Data entries for graphics:
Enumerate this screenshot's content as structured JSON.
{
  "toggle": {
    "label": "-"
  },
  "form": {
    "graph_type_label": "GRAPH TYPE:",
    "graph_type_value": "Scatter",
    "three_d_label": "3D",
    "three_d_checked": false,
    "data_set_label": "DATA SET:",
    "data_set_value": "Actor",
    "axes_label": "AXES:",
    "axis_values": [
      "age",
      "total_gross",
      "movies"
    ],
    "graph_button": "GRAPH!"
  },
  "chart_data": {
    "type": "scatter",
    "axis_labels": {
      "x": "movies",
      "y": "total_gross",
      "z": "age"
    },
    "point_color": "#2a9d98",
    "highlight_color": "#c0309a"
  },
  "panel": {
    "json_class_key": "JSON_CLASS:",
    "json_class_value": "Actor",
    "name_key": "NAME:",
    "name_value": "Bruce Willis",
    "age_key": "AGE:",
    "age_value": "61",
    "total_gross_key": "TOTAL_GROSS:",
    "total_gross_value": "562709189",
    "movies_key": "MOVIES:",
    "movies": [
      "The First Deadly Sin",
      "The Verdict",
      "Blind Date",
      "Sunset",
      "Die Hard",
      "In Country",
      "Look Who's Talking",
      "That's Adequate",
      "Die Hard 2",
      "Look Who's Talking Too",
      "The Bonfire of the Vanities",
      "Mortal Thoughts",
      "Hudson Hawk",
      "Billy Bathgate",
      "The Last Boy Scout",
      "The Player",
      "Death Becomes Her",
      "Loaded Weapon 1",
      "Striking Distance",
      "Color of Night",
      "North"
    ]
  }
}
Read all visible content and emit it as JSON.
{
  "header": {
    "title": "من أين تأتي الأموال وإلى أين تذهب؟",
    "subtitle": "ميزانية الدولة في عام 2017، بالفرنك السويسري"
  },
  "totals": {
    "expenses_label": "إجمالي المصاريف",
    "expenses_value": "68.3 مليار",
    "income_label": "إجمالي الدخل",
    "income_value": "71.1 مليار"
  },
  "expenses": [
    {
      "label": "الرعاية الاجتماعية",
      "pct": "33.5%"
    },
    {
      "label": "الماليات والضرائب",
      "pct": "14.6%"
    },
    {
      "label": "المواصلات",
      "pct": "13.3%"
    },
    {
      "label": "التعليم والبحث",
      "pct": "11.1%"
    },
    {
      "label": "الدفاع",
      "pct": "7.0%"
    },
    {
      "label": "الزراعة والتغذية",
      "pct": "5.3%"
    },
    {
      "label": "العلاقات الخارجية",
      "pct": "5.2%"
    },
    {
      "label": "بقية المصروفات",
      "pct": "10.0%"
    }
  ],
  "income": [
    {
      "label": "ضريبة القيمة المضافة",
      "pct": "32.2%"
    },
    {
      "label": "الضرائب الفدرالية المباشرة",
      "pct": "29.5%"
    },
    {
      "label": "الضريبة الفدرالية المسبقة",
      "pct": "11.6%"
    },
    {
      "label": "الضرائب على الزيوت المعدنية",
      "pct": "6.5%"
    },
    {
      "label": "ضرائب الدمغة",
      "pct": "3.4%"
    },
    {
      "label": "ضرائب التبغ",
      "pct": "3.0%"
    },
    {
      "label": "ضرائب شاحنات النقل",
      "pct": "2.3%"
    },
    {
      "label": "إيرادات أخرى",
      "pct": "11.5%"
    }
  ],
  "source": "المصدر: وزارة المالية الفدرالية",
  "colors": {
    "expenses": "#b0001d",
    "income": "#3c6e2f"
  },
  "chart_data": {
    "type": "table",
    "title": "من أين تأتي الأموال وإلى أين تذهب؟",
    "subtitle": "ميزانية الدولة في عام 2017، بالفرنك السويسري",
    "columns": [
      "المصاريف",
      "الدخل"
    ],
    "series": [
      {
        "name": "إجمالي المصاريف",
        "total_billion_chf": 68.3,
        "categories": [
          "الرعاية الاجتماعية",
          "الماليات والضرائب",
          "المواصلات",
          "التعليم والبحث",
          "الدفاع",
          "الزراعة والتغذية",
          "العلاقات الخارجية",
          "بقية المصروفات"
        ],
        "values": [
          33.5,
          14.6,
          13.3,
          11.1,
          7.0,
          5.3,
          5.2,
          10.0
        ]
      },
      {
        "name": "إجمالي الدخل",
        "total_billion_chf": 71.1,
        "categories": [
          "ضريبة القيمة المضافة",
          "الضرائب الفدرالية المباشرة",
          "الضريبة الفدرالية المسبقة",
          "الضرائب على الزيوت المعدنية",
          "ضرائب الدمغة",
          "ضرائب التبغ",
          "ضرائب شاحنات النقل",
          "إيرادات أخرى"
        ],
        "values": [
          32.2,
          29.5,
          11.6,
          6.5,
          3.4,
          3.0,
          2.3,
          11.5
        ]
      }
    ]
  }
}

> TO BE DONE
Restate the whole listing exactly, leaving out nothing.

> COMPLETE RESPONSE
Enumerate this screenshot's content as structured JSON.
{
  "toggle": {
    "label": "-"
  },
  "form": {
    "graph_type_label": "GRAPH TYPE:",
    "graph_type_value": "Scatter",
    "three_d_label": "3D",
    "three_d_checked": false,
    "data_set_label": "DATA SET:",
    "data_set_value": "Actor",
    "axes_label": "AXES:",
    "axis_values": [
      "age",
      "total_gross",
      "movies"
    ],
    "graph_button": "GRAPH!"
  },
  "chart_data": {
    "type": "scatter",
    "axis_labels": {
      "x": "movies",
      "y": "total_gross",
      "z": "age"
    },
    "point_color": "#2a9d98",
    "highlight_color": "#c0309a"
  },
  "panel": {
    "json_class_key": "JSON_CLASS:",
    "json_class_value": "Actor",
    "name_key": "NAME:",
    "name_value": "Bruce Willis",
    "age_key": "AGE:",
    "age_value": "61",
    "total_gross_key": "TOTAL_GROSS:",
    "total_gross_value": "562709189",
    "movies_key": "MOVIES:",
    "movies": [
      "The First Deadly Sin",
      "The Verdict",
      "Blind Date",
      "Sunset",
      "Die Hard",
      "In Country",
      "Look Who's Talking",
      "That's Adequate",
      "Die Hard 2",
      "Look Who's Talking Too",
      "The Bonfire of the Vanities",
      "Mortal Thoughts",
      "Hudson Hawk",
      "Billy Bathgate",
      "The Last Boy Scout",
      "The Player",
      "Death Becomes Her",
      "Loaded Weapon 1",
      "Striking Distance",
      "Color of Night",
      "North"
    ]
  }
}
Read all visible content and emit it as JSON.
{
  "header": {
    "title": "من أين تأتي الأموال وإلى أين تذهب؟",
    "subtitle": "ميزانية الدولة في عام 2017، بالفرنك السويسري"
  },
  "totals": {
    "expenses_label": "إجمالي المصاريف",
    "expenses_value": "68.3 مليار",
    "income_label": "إجمالي الدخل",
    "income_value": "71.1 مليار"
  },
  "expenses": [
    {
      "label": "الرعاية الاجتماعية",
      "pct": "33.5%"
    },
    {
      "label": "الماليات والضرائب",
      "pct": "14.6%"
    },
    {
      "label": "المواصلات",
      "pct": "13.3%"
    },
    {
      "label": "التعليم والبحث",
      "pct": "11.1%"
    },
    {
      "label": "الدفاع",
      "pct": "7.0%"
    },
    {
      "label": "الزراعة والتغذية",
      "pct": "5.3%"
    },
    {
      "label": "العلاقات الخارجية",
      "pct": "5.2%"
    },
    {
      "label": "بقية المصروفات",
      "pct": "10.0%"
    }
  ],
  "income": [
    {
      "label": "ضريبة القيمة المضافة",
      "pct": "32.2%"
    },
    {
      "label": "الضرائب الفدرالية المباشرة",
      "pct": "29.5%"
    },
    {
      "label": "الضريبة الفدرالية المسبقة",
      "pct": "11.6%"
    },
    {
      "label": "الضرائب على الزيوت المعدنية",
      "pct": "6.5%"
    },
    {
      "label": "ضرائب الدمغة",
      "pct": "3.4%"
    },
    {
      "label": "ضرائب التبغ",
      "pct": "3.0%"
    },
    {
      "label": "ضرائب شاحنات النقل",
      "pct": "2.3%"
    },
    {
      "label": "إيرادات أخرى",
      "pct": "11.5%"
    }
  ],
  "source": "المصدر: وزارة المالية الفدرالية",
  "colors": {
    "expenses": "#b0001d",
    "income": "#3c6e2f"
  },
  "chart_data": {
    "type": "table",
    "title": "من أين تأتي الأموال وإلى أين تذهب؟",
    "subtitle": "ميزانية الدولة في عام 2017، بالفرنك السويسري",
    "columns": [
      "المصاريف",
      "الدخل"
    ],
    "series": [
      {
        "name": "إجمالي المصاريف",
        "total_billion_chf": 68.3,
        "categories": [
          "الرعاية الاجتماعية",
          "الماليات والضرائب",
          "المواصلات",
          "التعليم والبحث",
          "الدفاع",
          "الزراعة والتغذية",
          "العلاقات الخارجية",
          "بقية المصروفات"
        ],
        "values": [
          33.5,
          14.6,
          13.3,
          11.1,
          7.0,
          5.3,
          5.2,
          10.0
        ]
      },
      {
        "name": "إجمالي الدخل",
        "total_billion_chf": 71.1,
        "categories": [
          "ضريبة القيمة المضافة",
          "الضرائب الفدرالية المباشرة",
          "الضريبة الفدرالية المسبقة",
          "الضرائب على الزيوت المعدنية",
          "ضرائب الدمغة",
          "ضرائب التبغ",
          "ضرائب شاحنات النقل",
          "إيرادات أخرى"
        ],
        "values": [
          32.2,
          29.5,
          11.6,
          6.5,
          3.4,
          3.0,
          2.3,
          11.5
        ]
      }
    ]
  }
}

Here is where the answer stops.